[Records from a collection]
○ ○ ○ ○ ○

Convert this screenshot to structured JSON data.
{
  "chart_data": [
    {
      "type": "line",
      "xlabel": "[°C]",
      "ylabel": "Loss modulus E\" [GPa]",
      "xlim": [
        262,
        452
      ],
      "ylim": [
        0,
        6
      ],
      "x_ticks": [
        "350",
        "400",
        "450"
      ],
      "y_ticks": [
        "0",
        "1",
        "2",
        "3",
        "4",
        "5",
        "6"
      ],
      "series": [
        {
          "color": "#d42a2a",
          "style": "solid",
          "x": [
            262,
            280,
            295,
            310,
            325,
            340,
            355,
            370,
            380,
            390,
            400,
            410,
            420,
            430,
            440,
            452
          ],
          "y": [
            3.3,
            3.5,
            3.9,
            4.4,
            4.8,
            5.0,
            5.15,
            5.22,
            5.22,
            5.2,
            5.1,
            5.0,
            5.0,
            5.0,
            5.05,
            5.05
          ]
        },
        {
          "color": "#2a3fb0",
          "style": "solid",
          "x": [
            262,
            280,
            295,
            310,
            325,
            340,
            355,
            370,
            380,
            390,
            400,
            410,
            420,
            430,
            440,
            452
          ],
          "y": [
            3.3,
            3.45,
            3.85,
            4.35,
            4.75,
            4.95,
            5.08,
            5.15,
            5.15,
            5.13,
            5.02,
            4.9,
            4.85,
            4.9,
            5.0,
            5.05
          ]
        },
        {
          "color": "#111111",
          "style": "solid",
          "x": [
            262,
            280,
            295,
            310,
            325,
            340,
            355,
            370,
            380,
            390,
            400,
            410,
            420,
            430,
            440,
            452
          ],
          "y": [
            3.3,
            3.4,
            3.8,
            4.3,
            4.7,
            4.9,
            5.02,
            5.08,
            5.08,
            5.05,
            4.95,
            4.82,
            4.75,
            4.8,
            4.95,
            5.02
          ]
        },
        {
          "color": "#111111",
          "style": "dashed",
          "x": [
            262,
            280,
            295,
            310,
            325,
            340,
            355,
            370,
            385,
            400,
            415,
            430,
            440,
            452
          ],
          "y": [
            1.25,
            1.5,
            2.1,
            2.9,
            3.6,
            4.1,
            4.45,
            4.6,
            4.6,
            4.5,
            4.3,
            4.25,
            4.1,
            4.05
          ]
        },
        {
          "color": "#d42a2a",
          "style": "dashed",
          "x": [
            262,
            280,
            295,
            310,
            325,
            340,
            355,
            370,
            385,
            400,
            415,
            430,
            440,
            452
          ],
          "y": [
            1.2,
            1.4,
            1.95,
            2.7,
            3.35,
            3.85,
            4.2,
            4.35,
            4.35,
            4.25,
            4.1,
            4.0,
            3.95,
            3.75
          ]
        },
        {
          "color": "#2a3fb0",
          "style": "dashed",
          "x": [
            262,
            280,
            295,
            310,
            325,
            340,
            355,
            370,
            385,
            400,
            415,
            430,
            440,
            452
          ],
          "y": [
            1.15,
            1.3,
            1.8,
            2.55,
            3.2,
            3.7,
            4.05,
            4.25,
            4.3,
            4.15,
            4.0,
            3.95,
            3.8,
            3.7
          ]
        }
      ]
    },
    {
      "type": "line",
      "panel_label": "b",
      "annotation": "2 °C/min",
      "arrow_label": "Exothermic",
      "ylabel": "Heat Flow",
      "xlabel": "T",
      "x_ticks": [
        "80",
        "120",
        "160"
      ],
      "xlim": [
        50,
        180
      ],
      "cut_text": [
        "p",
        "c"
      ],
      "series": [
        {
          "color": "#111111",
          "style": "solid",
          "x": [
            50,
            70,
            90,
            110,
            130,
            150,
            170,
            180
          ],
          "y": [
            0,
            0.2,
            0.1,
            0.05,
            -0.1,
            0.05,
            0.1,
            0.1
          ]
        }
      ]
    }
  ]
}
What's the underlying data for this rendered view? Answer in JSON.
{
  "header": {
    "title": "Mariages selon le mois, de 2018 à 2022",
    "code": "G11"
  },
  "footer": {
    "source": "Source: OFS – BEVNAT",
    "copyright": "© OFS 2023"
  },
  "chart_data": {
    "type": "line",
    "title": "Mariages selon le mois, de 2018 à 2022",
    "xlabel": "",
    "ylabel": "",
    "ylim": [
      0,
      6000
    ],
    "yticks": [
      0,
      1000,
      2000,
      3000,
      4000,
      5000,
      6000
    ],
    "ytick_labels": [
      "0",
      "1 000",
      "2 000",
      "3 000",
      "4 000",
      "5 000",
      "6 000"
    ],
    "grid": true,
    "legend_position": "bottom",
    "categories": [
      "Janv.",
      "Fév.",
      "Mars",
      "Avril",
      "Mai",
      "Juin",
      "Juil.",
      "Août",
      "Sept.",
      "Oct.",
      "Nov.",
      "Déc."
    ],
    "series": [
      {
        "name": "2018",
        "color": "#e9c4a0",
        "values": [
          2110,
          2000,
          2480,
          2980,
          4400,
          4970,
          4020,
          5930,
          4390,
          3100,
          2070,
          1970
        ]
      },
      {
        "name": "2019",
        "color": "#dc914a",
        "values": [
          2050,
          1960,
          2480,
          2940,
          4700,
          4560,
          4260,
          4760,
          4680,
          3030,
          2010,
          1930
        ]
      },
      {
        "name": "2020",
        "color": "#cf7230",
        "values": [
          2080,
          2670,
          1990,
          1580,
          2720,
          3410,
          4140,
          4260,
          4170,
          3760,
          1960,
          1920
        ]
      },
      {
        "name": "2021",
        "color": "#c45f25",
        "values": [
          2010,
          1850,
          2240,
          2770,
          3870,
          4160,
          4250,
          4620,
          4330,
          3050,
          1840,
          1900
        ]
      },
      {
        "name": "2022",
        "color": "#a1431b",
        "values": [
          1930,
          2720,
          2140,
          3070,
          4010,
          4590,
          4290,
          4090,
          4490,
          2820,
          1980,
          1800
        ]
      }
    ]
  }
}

○ ○ ○ ○ ○

* TASK GOAL: Each entry must be reproduced verbatim.

* SOLUTION FOR THIS EXERCISE:
Convert this screenshot to structured JSON data.
{
  "chart_data": [
    {
      "type": "line",
      "xlabel": "[°C]",
      "ylabel": "Loss modulus E\" [GPa]",
      "xlim": [
        262,
        452
      ],
      "ylim": [
        0,
        6
      ],
      "x_ticks": [
        "350",
        "400",
        "450"
      ],
      "y_ticks": [
        "0",
        "1",
        "2",
        "3",
        "4",
        "5",
        "6"
      ],
      "series": [
        {
          "color": "#d42a2a",
          "style": "solid",
          "x": [
            262,
            280,
            295,
            310,
            325,
            340,
            355,
            370,
            380,
            390,
            400,
            410,
            420,
            430,
            440,
            452
          ],
          "y": [
            3.3,
            3.5,
            3.9,
            4.4,
            4.8,
            5.0,
            5.15,
            5.22,
            5.22,
            5.2,
            5.1,
            5.0,
            5.0,
            5.0,
            5.05,
            5.05
          ]
        },
        {
          "color": "#2a3fb0",
          "style": "solid",
          "x": [
            262,
            280,
            295,
            310,
            325,
            340,
            355,
            370,
            380,
            390,
            400,
            410,
            420,
            430,
            440,
            452
          ],
          "y": [
            3.3,
            3.45,
            3.85,
            4.35,
            4.75,
            4.95,
            5.08,
            5.15,
            5.15,
            5.13,
            5.02,
            4.9,
            4.85,
            4.9,
            5.0,
            5.05
          ]
        },
        {
          "color": "#111111",
          "style": "solid",
          "x": [
            262,
            280,
            295,
            310,
            325,
            340,
            355,
            370,
            380,
            390,
            400,
            410,
            420,
            430,
            440,
            452
          ],
          "y": [
            3.3,
            3.4,
            3.8,
            4.3,
            4.7,
            4.9,
            5.02,
            5.08,
            5.08,
            5.05,
            4.95,
            4.82,
            4.75,
            4.8,
            4.95,
            5.02
          ]
        },
        {
          "color": "#111111",
          "style": "dashed",
          "x": [
            262,
            280,
            295,
            310,
            325,
            340,
            355,
            370,
            385,
            400,
            415,
            430,
            440,
            452
          ],
          "y": [
            1.25,
            1.5,
            2.1,
            2.9,
            3.6,
            4.1,
            4.45,
            4.6,
            4.6,
            4.5,
            4.3,
            4.25,
            4.1,
            4.05
          ]
        },
        {
          "color": "#d42a2a",
          "style": "dashed",
          "x": [
            262,
            280,
            295,
            310,
            325,
            340,
            355,
            370,
            385,
            400,
            415,
            430,
            440,
            452
          ],
          "y": [
            1.2,
            1.4,
            1.95,
            2.7,
            3.35,
            3.85,
            4.2,
            4.35,
            4.35,
            4.25,
            4.1,
            4.0,
            3.95,
            3.75
          ]
        },
        {
          "color": "#2a3fb0",
          "style": "dashed",
          "x": [
            262,
            280,
            295,
            310,
            325,
            340,
            355,
            370,
            385,
            400,
            415,
            430,
            440,
            452
          ],
          "y": [
            1.15,
            1.3,
            1.8,
            2.55,
            3.2,
            3.7,
            4.05,
            4.25,
            4.3,
            4.15,
            4.0,
            3.95,
            3.8,
            3.7
          ]
        }
      ]
    },
    {
      "type": "line",
      "panel_label": "b",
      "annotation": "2 °C/min",
      "arrow_label": "Exothermic",
      "ylabel": "Heat Flow",
      "xlabel": "T",
      "x_ticks": [
        "80",
        "120",
        "160"
      ],
      "xlim": [
        50,
        180
      ],
      "cut_text": [
        "p",
        "c"
      ],
      "series": [
        {
          "color": "#111111",
          "style": "solid",
          "x": [
            50,
            70,
            90,
            110,
            130,
            150,
            170,
            180
          ],
          "y": [
            0,
            0.2,
            0.1,
            0.05,
            -0.1,
            0.05,
            0.1,
            0.1
          ]
        }
      ]
    }
  ]
}
What's the underlying data for this rendered view? Answer in JSON.
{
  "header": {
    "title": "Mariages selon le mois, de 2018 à 2022",
    "code": "G11"
  },
  "footer": {
    "source": "Source: OFS – BEVNAT",
    "copyright": "© OFS 2023"
  },
  "chart_data": {
    "type": "line",
    "title": "Mariages selon le mois, de 2018 à 2022",
    "xlabel": "",
    "ylabel": "",
    "ylim": [
      0,
      6000
    ],
    "yticks": [
      0,
      1000,
      2000,
      3000,
      4000,
      5000,
      6000
    ],
    "ytick_labels": [
      "0",
      "1 000",
      "2 000",
      "3 000",
      "4 000",
      "5 000",
      "6 000"
    ],
    "grid": true,
    "legend_position": "bottom",
    "categories": [
      "Janv.",
      "Fév.",
      "Mars",
      "Avril",
      "Mai",
      "Juin",
      "Juil.",
      "Août",
      "Sept.",
      "Oct.",
      "Nov.",
      "Déc."
    ],
    "series": [
      {
        "name": "2018",
        "color": "#e9c4a0",
        "values": [
          2110,
          2000,
          2480,
          2980,
          4400,
          4970,
          4020,
          5930,
          4390,
          3100,
          2070,
          1970
        ]
      },
      {
        "name": "2019",
        "color": "#dc914a",
        "values": [
          2050,
          1960,
          2480,
          2940,
          4700,
          4560,
          4260,
          4760,
          4680,
          3030,
          2010,
          1930
        ]
      },
      {
        "name": "2020",
        "color": "#cf7230",
        "values": [
          2080,
          2670,
          1990,
          1580,
          2720,
          3410,
          4140,
          4260,
          4170,
          3760,
          1960,
          1920
        ]
      },
      {
        "name": "2021",
        "color": "#c45f25",
        "values": [
          2010,
          1850,
          2240,
          2770,
          3870,
          4160,
          4250,
          4620,
          4330,
          3050,
          1840,
          1900
        ]
      },
      {
        "name": "2022",
        "color": "#a1431b",
        "values": [
          1930,
          2720,
          2140,
          3070,
          4010,
          4590,
          4290,
          4090,
          4490,
          2820,
          1980,
          1800
        ]
      }
    ]
  }
}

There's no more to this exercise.